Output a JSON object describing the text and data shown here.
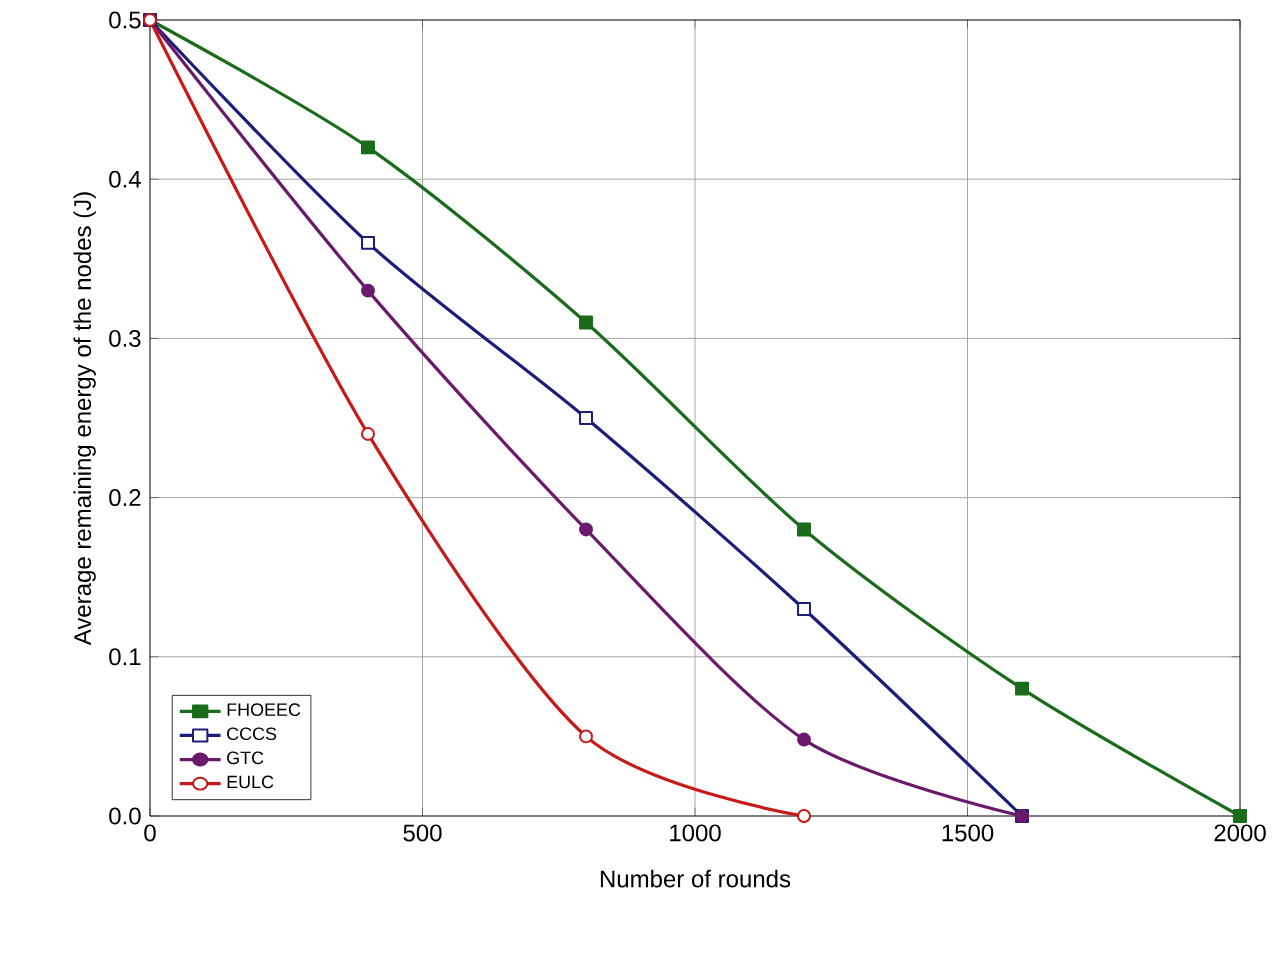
{
  "chart_data": {
    "type": "line",
    "xlabel": "Number of rounds",
    "ylabel": "Average remaining energy of the nodes (J)",
    "xlim": [
      0,
      2000
    ],
    "xticks": [
      0,
      500,
      1000,
      1500,
      2000
    ],
    "ylim": [
      0,
      0.5
    ],
    "yticks": [
      {
        "value": 0,
        "label": "0.0"
      },
      {
        "value": 0.1,
        "label": "0.1"
      },
      {
        "value": 0.2,
        "label": "0.2"
      },
      {
        "value": 0.3,
        "label": "0.3"
      },
      {
        "value": 0.4,
        "label": "0.4"
      },
      {
        "value": 0.5,
        "label": "0.5"
      }
    ],
    "grid": true,
    "legend": "bottom left",
    "series": [
      {
        "name": "FHOEEC",
        "color": "#1a6b1a",
        "marker": "square",
        "x": [
          0,
          400,
          800,
          1200,
          1600,
          2000
        ],
        "values": [
          0.5,
          0.42,
          0.31,
          0.18,
          0.08,
          0.0
        ]
      },
      {
        "name": "CCCS",
        "color": "#1c1c7a",
        "marker": "square",
        "x": [
          0,
          400,
          800,
          1200,
          1600
        ],
        "values": [
          0.5,
          0.36,
          0.25,
          0.13,
          0.0
        ]
      },
      {
        "name": "GTC",
        "color": "#6b1a6b",
        "marker": "circle",
        "x": [
          0,
          400,
          800,
          1200,
          1600
        ],
        "values": [
          0.5,
          0.33,
          0.18,
          0.048,
          0.0
        ]
      },
      {
        "name": "EULC",
        "color": "#c81818",
        "marker": "circle",
        "x": [
          0,
          400,
          800,
          1200
        ],
        "values": [
          0.5,
          0.24,
          0.05,
          0.0
        ]
      }
    ]
  }
}
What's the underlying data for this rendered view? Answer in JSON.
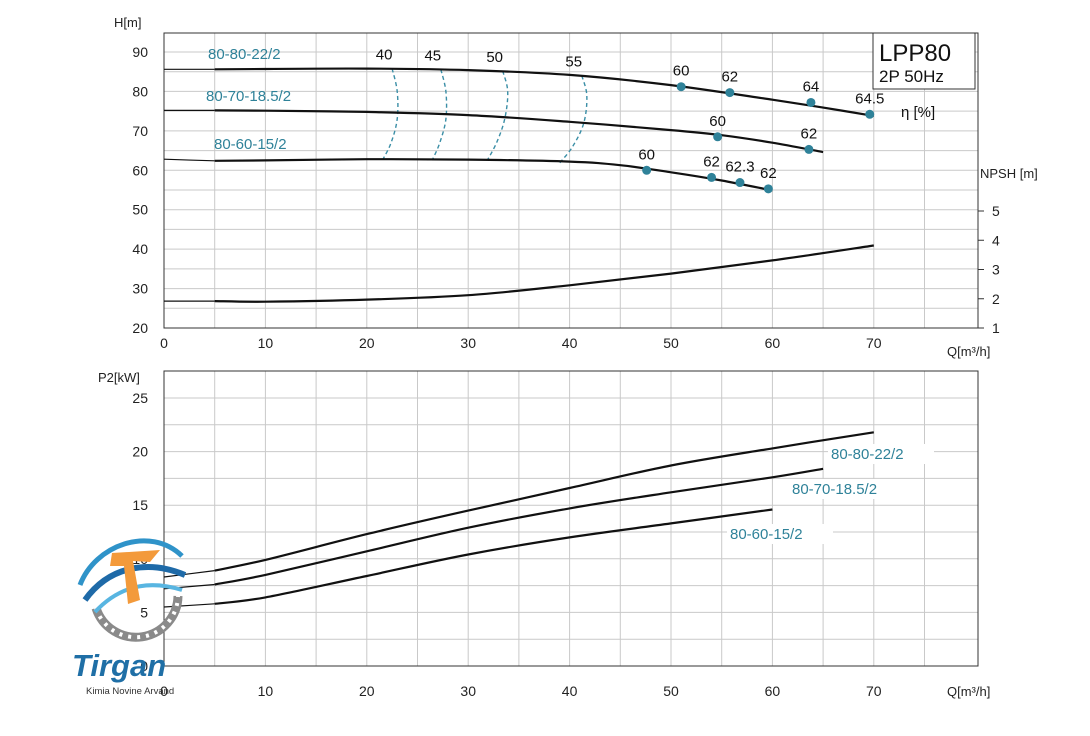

□ □ □ □

» Short exercise
Pictures don't belong in the copy. Transcribe every record exactly as it appears.

» Full solution
Output a JSON object describing the text and data shown here.
{
  "chart_data": {
    "type": "line",
    "xlabel": "Number of rounds",
    "ylabel": "Average remaining energy of the nodes (J)",
    "xlim": [
      0,
      2000
    ],
    "xticks": [
      0,
      500,
      1000,
      1500,
      2000
    ],
    "ylim": [
      0,
      0.5
    ],
    "yticks": [
      {
        "value": 0,
        "label": "0.0"
      },
      {
        "value": 0.1,
        "label": "0.1"
      },
      {
        "value": 0.2,
        "label": "0.2"
      },
      {
        "value": 0.3,
        "label": "0.3"
      },
      {
        "value": 0.4,
        "label": "0.4"
      },
      {
        "value": 0.5,
        "label": "0.5"
      }
    ],
    "grid": true,
    "legend": "bottom left",
    "series": [
      {
        "name": "FHOEEC",
        "color": "#1a6b1a",
        "marker": "square",
        "x": [
          0,
          400,
          800,
          1200,
          1600,
          2000
        ],
        "values": [
          0.5,
          0.42,
          0.31,
          0.18,
          0.08,
          0.0
        ]
      },
      {
        "name": "CCCS",
        "color": "#1c1c7a",
        "marker": "square",
        "x": [
          0,
          400,
          800,
          1200,
          1600
        ],
        "values": [
          0.5,
          0.36,
          0.25,
          0.13,
          0.0
        ]
      },
      {
        "name": "GTC",
        "color": "#6b1a6b",
        "marker": "circle",
        "x": [
          0,
          400,
          800,
          1200,
          1600
        ],
        "values": [
          0.5,
          0.33,
          0.18,
          0.048,
          0.0
        ]
      },
      {
        "name": "EULC",
        "color": "#c81818",
        "marker": "circle",
        "x": [
          0,
          400,
          800,
          1200
        ],
        "values": [
          0.5,
          0.24,
          0.05,
          0.0
        ]
      }
    ]
  }
}
What's the underlying data for this rendered view? Answer in JSON.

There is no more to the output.